■ Exercise passage
# # # #

Opposite regulation of cAMP concentration in the quail oviduct and the mouse uterus by tamoxifen. Correlation with estrogen-antagonist and estrogen-agonist activity.

Abstract The ability of estradiol and tamoxifen to regulate cAMP levels and cAMP phosphodiesterase activities has been determined in the quail oviduct and in the mouse uterus. In the quail, tamoxifen (1 mg/kg daily for 3 days) had no effect on oviducal growth but significantly increased cAMP concentration (+49%). Injected concurrently with estradiol, tamoxifen completely inhibited oviduct growth as well as the increase of cAMP phosphodiesterase activity induced by the hormone alone and increased cAMP concentration (+229% over estradiol treated group). In the mouse, estradiol and tamoxifen displayed uterotrophic activity and increased cAMP phosphodiesterase activity. In both groups, cAMP concentration was greatly reduced (−76% in estradiol treated group; −86% in tamoxifen treated group). The opposite regulation of cAMP levels in the quail oviduct and the mouse uterus by tamoxifen reflected large differences in the contribution of calmodulin-dependent and -independent forms of phosphodiesterase to the hydrolysis of cAMP in the two models and the fact that tamoxifen stimulated the activity of the calmodulin-independent isoenzyme, while it competitively inhibited the activation of the calmodulin-dependent isoenzyme by calmodulin. Several lines of evidence strongly suggest that the regulation of cAMP levels is involved in growth-inhibiting or growth-promoting activity of tamoxifen.

# # # #

■ What this exercise asks
1) According to the tamoxifen abstract, by what percentage did tamoxifen given alone increase cAMP concentration in the quail oviduct?
2) Echo the tamoxifen abstract word for word, starting at "Opposite regulation of cAMP concentration" and ending at "and estrogen-agonist activity.".
The listing that comes next is separate material with no connection to the tamoxifen abstract.

Records excerpted from a collection:
# # # #

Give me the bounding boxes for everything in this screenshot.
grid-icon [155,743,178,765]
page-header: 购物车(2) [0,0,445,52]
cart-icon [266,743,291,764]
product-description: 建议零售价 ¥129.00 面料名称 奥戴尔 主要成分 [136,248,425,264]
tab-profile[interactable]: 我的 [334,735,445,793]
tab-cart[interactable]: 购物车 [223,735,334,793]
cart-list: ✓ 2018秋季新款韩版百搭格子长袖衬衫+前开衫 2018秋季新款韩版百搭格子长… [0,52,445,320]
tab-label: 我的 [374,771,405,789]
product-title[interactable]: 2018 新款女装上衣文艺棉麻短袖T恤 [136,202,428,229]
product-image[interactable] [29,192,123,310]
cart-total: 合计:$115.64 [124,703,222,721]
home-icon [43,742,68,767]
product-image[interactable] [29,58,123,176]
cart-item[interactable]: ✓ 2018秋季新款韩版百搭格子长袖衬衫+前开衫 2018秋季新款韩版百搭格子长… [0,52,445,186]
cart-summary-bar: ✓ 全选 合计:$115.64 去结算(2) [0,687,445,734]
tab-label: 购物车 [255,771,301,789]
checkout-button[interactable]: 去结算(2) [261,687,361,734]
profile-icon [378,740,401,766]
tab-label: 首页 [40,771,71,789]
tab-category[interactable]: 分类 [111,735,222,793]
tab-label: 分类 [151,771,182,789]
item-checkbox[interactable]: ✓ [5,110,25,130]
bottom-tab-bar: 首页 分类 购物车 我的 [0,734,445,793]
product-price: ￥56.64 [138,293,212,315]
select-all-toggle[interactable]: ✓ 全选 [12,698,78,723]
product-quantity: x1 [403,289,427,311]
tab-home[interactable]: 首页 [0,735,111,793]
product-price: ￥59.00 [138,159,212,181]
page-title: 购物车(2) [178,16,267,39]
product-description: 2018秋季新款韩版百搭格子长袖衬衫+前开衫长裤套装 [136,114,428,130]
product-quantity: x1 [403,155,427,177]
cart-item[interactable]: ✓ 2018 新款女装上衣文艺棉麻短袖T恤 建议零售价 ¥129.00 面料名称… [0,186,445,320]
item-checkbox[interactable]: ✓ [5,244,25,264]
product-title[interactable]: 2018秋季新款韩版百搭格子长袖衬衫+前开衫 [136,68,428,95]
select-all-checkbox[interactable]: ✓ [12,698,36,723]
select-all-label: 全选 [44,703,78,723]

# # # #

■ Answers provided
1) By 49% (+49%).

2)
Opposite regulation of cAMP concentration in the quail oviduct and the mouse uterus by tamoxifen. Correlation with estrogen-antagonist and estrogen-agonist activity.